Problem to solve: What follows is a set of entries. Give them again exactly, without the pictures.

Supplied material:
· · · · · · ·
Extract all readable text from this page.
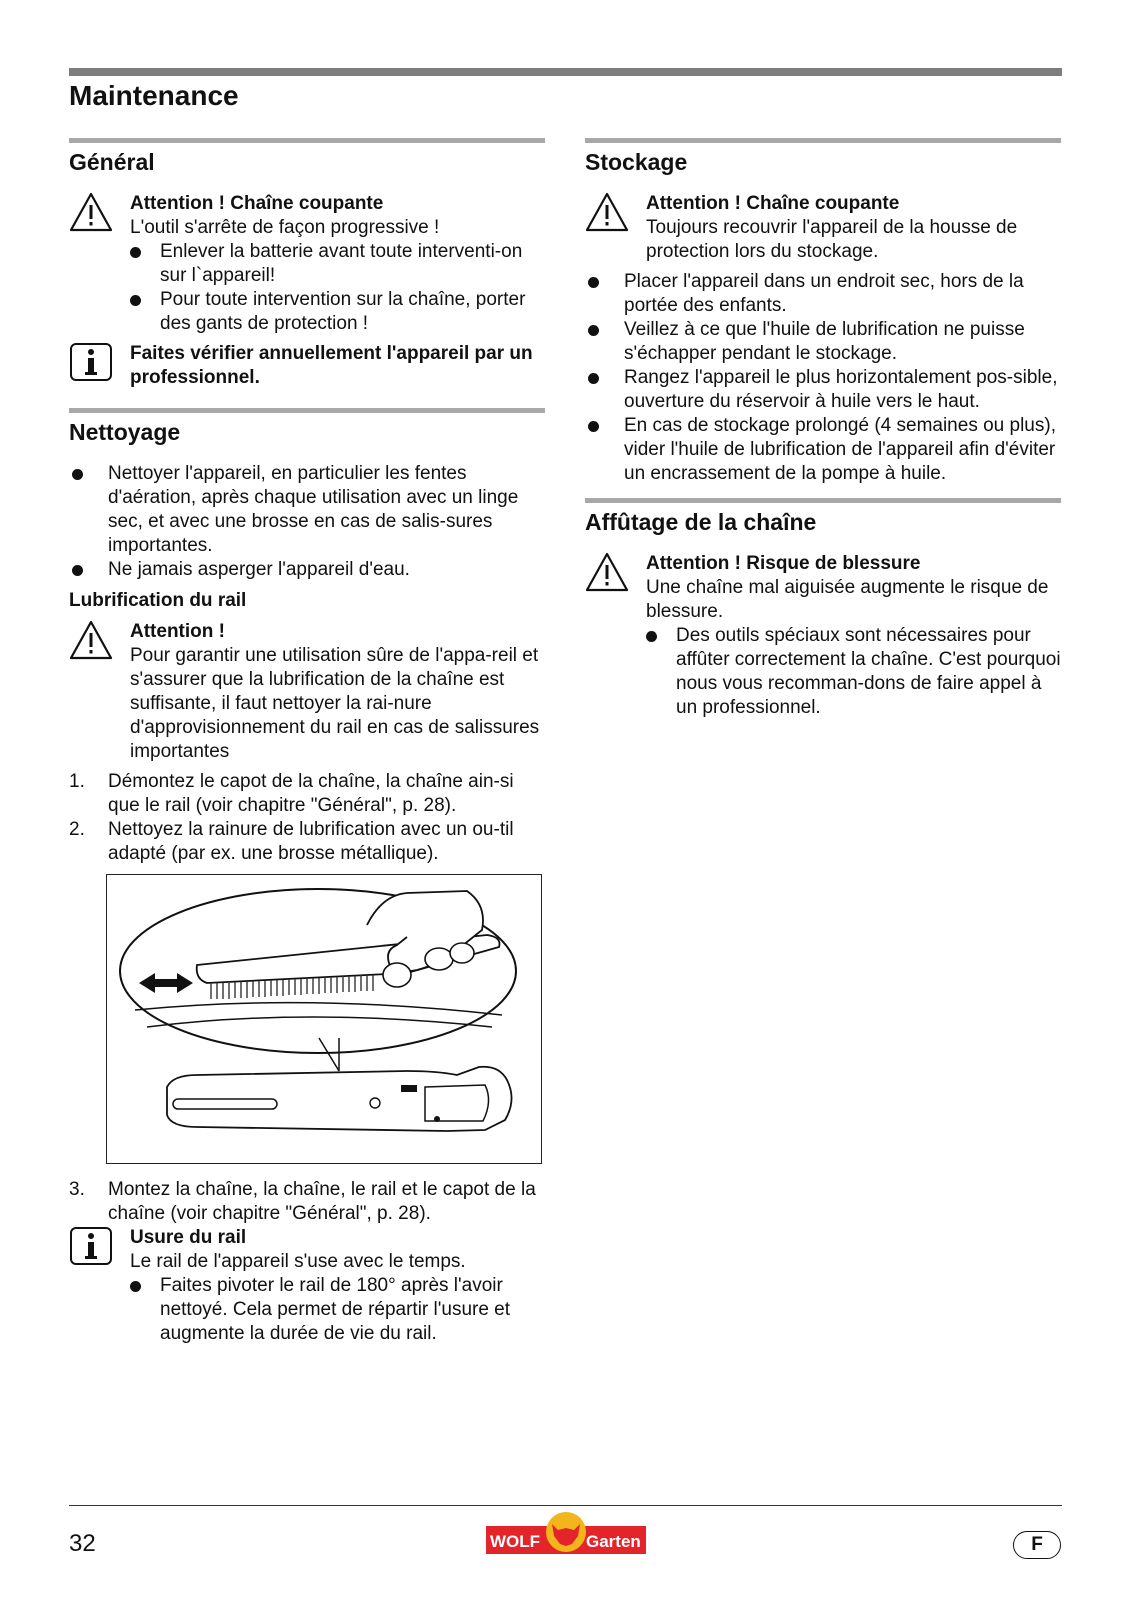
Maintenance
Général
Attention ! Chaîne coupante
L'outil s'arrête de façon progressive !
Enlever la batterie avant toute interventi-on sur l`appareil!
Pour toute intervention sur la chaîne, porter des gants de protection !
Faites vérifier annuellement l'appareil par un professionnel.
Nettoyage
Nettoyer l'appareil, en particulier les fentes d'aération, après chaque utilisation avec un linge sec, et avec une brosse en cas de salis-sures importantes.
Ne jamais asperger l'appareil d'eau.
Lubrification du rail
Attention !
Pour garantir une utilisation sûre de l'appa-reil et s'assurer que la lubrification de la chaîne est suffisante, il faut nettoyer la rai-nure d'approvisionnement du rail en cas de salissures importantes
1. Démontez le capot de la chaîne, la chaîne ain-si que le rail (voir chapitre "Général", p. 28).
2. Nettoyez la rainure de lubrification avec un ou-til adapté (par ex. une brosse métallique).
3. Montez la chaîne, la chaîne, le rail et le capot de la chaîne (voir chapitre "Général", p. 28).
Usure du rail
Le rail de l'appareil s'use avec le temps.
Faites pivoter le rail de 180° après l'avoir nettoyé. Cela permet de répartir l'usure et augmente la durée de vie du rail.
Stockage
Attention ! Chaîne coupante
Toujours recouvrir l'appareil de la housse de protection lors du stockage.
Placer l'appareil dans un endroit sec, hors de la portée des enfants.
Veillez à ce que l'huile de lubrification ne puisse s'échapper pendant le stockage.
Rangez l'appareil le plus horizontalement pos-sible, ouverture du réservoir à huile vers le haut.
En cas de stockage prolongé (4 semaines ou plus), vider l'huile de lubrification de l'appareil afin d'éviter un encrassement de la pompe à huile.
Affûtage de la chaîne
Attention ! Risque de blessure
Une chaîne mal aiguisée augmente le risque de blessure.
Des outils spéciaux sont nécessaires pour affûter correctement la chaîne. C'est pourquoi nous vous recomman-dons de faire appel à un professionnel.
32	WOLF	Garten	F
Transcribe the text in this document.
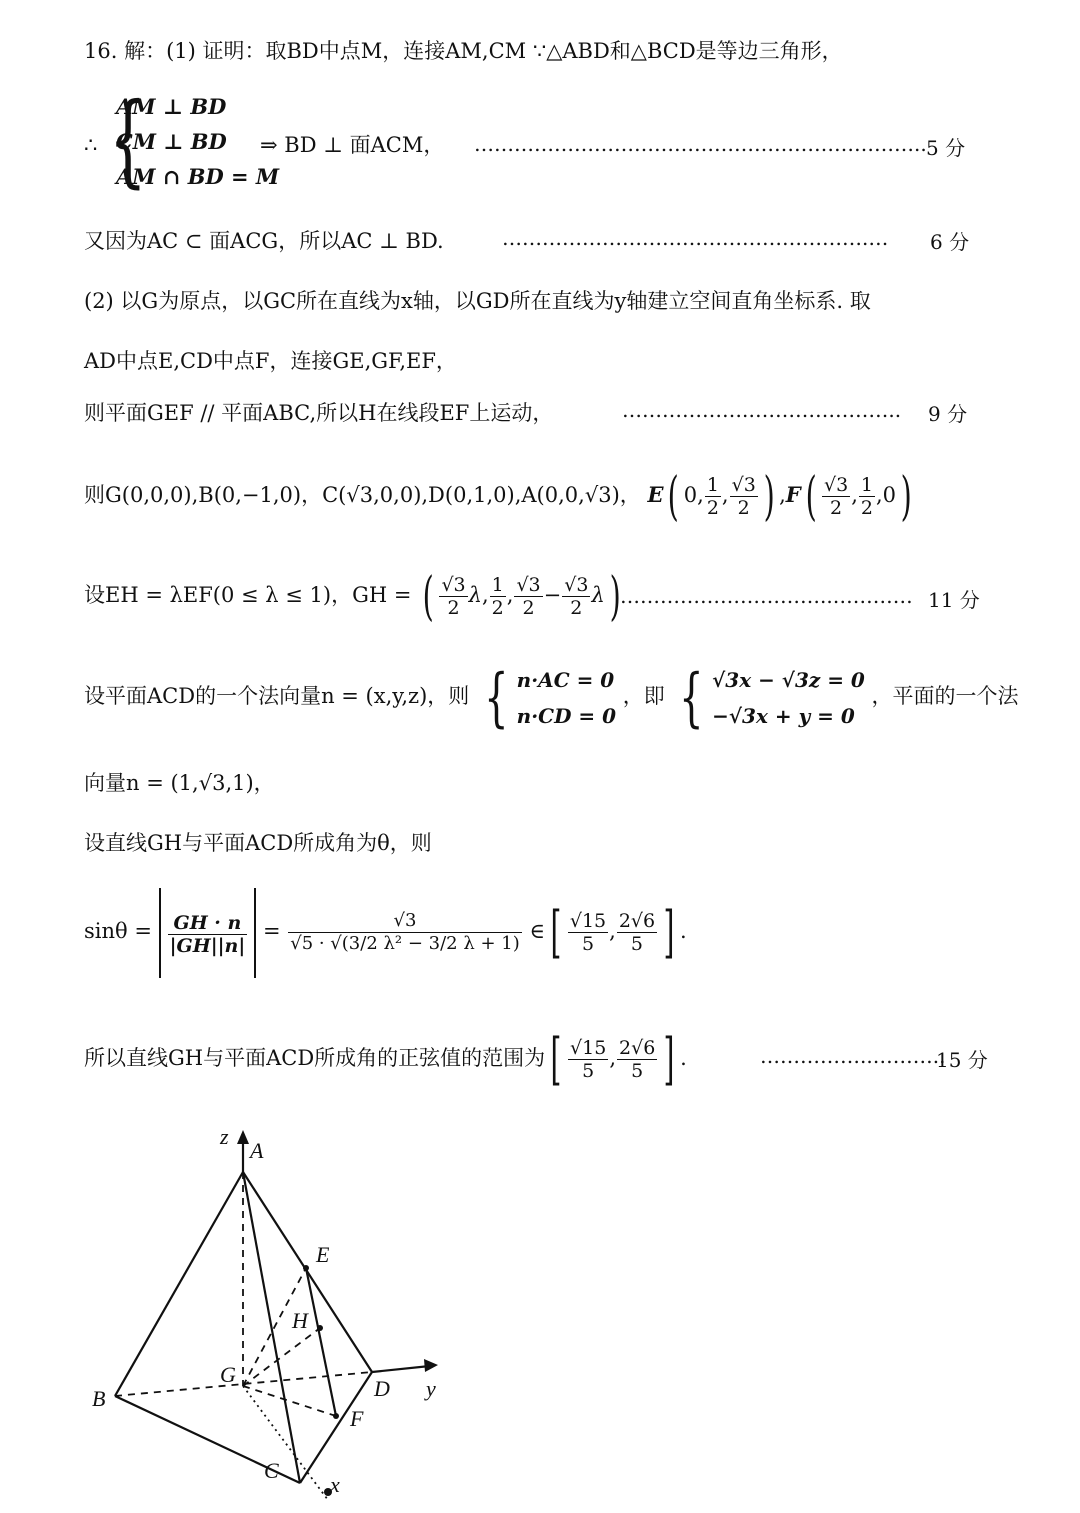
16. 解：(1) 证明：取BD中点M，连接AM,CM ∵△ABD和△BCD是等边三角形，
∴ {
AM ⊥ BD
CM ⊥ BD
AM ∩ BD = M
⇒ BD ⊥ 面ACM， ………………………………………………………….. 5 分
又因为AC ⊂ 面ACG，所以AC ⊥ BD.	……………………………………………….… 6 分
(2) 以G为原点，以GC所在直线为x轴，以GD所在直线为y轴建立空间直角坐标系. 取
AD中点E,CD中点F，连接GE,GF,EF，
则平面GEF // 平面ABC,所以H在线段EF上运动，	……………….………………….. 9 分
则G(0,0,0),B(0,−1,0)，C(√3,0,0),D(0,1,0),A(0,0,√3)， E( 0, $\frac{1}{2}$ , $\frac{√3}{2}$ ) $,F( \frac{√3}{2}$ , $\frac{1}{2} ,0$)
设EH = λEF(0 ≤ λ ≤ 1)，GH = ( $\frac{√3}{2} \lambda$, $\frac{1}{2}$ , $\frac{√3}{2} - \frac{√3}{2} \lambda$) …………………………..………… 11 分
设平面ACD的一个法向量n = (x,y,z)，则 { n·AC = 0
n·CD = 0
，即 { √3x − √3z = 0
−√3x + y = 0
，平面的一个法
向量n = (1,√3,1)，
设直线GH与平面ACD所成角为θ，则
$\sin\theta = \frac{GH \cdot n}{|GH||n|} = \frac{√3}{\text{√5 · √(3/2 λ² − 3/2 λ + 1)}}$ ∈[ $\frac{√15}{5}$ , $\frac{2√6}{5}$ ] .
所以直线GH与平面ACD所成角的正弦值的范围为[ $\frac{√15}{5}$ , $\frac{2√6}{5}$ ] .	……………..………..
15 分
z
A
E
H
G
B	D y
F
C
x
· · · · · · ·
Worked solution:
Extract all readable text from this page.
Maintenance
Général
Attention ! Chaîne coupante
L'outil s'arrête de façon progressive !
Enlever la batterie avant toute interventi-on sur l`appareil!
Pour toute intervention sur la chaîne, porter des gants de protection !
Faites vérifier annuellement l'appareil par un professionnel.
Nettoyage
Nettoyer l'appareil, en particulier les fentes d'aération, après chaque utilisation avec un linge sec, et avec une brosse en cas de salis-sures importantes.
Ne jamais asperger l'appareil d'eau.
Lubrification du rail
Attention !
Pour garantir une utilisation sûre de l'appa-reil et s'assurer que la lubrification de la chaîne est suffisante, il faut nettoyer la rai-nure d'approvisionnement du rail en cas de salissures importantes
1. Démontez le capot de la chaîne, la chaîne ain-si que le rail (voir chapitre "Général", p. 28).
2. Nettoyez la rainure de lubrification avec un ou-til adapté (par ex. une brosse métallique).
3. Montez la chaîne, la chaîne, le rail et le capot de la chaîne (voir chapitre "Général", p. 28).
Usure du rail
Le rail de l'appareil s'use avec le temps.
Faites pivoter le rail de 180° après l'avoir nettoyé. Cela permet de répartir l'usure et augmente la durée de vie du rail.
Stockage
Attention ! Chaîne coupante
Toujours recouvrir l'appareil de la housse de protection lors du stockage.
Placer l'appareil dans un endroit sec, hors de la portée des enfants.
Veillez à ce que l'huile de lubrification ne puisse s'échapper pendant le stockage.
Rangez l'appareil le plus horizontalement pos-sible, ouverture du réservoir à huile vers le haut.
En cas de stockage prolongé (4 semaines ou plus), vider l'huile de lubrification de l'appareil afin d'éviter un encrassement de la pompe à huile.
Affûtage de la chaîne
Attention ! Risque de blessure
Une chaîne mal aiguisée augmente le risque de blessure.
Des outils spéciaux sont nécessaires pour affûter correctement la chaîne. C'est pourquoi nous vous recomman-dons de faire appel à un professionnel.
32	WOLF	Garten	F
Transcribe the text in this document.
16. 解：(1) 证明：取BD中点M，连接AM,CM ∵△ABD和△BCD是等边三角形，
∴ {
AM ⊥ BD
CM ⊥ BD
AM ∩ BD = M
⇒ BD ⊥ 面ACM， ………………………………………………………….. 5 分
又因为AC ⊂ 面ACG，所以AC ⊥ BD.	……………………………………………….… 6 分
(2) 以G为原点，以GC所在直线为x轴，以GD所在直线为y轴建立空间直角坐标系. 取
AD中点E,CD中点F，连接GE,GF,EF，
则平面GEF // 平面ABC,所以H在线段EF上运动，	……………….………………….. 9 分
则G(0,0,0),B(0,−1,0)，C(√3,0,0),D(0,1,0),A(0,0,√3)， E( 0, $\frac{1}{2}$ , $\frac{√3}{2}$ ) $,F( \frac{√3}{2}$ , $\frac{1}{2} ,0$)
设EH = λEF(0 ≤ λ ≤ 1)，GH = ( $\frac{√3}{2} \lambda$, $\frac{1}{2}$ , $\frac{√3}{2} - \frac{√3}{2} \lambda$) …………………………..………… 11 分
设平面ACD的一个法向量n = (x,y,z)，则 { n·AC = 0
n·CD = 0
，即 { √3x − √3z = 0
−√3x + y = 0
，平面的一个法
向量n = (1,√3,1)，
设直线GH与平面ACD所成角为θ，则
$\sin\theta = \frac{GH \cdot n}{|GH||n|} = \frac{√3}{\text{√5 · √(3/2 λ² − 3/2 λ + 1)}}$ ∈[ $\frac{√15}{5}$ , $\frac{2√6}{5}$ ] .
所以直线GH与平面ACD所成角的正弦值的范围为[ $\frac{√15}{5}$ , $\frac{2√6}{5}$ ] .	……………..………..
15 分
z
A
E
H
G
B	D y
F
C
x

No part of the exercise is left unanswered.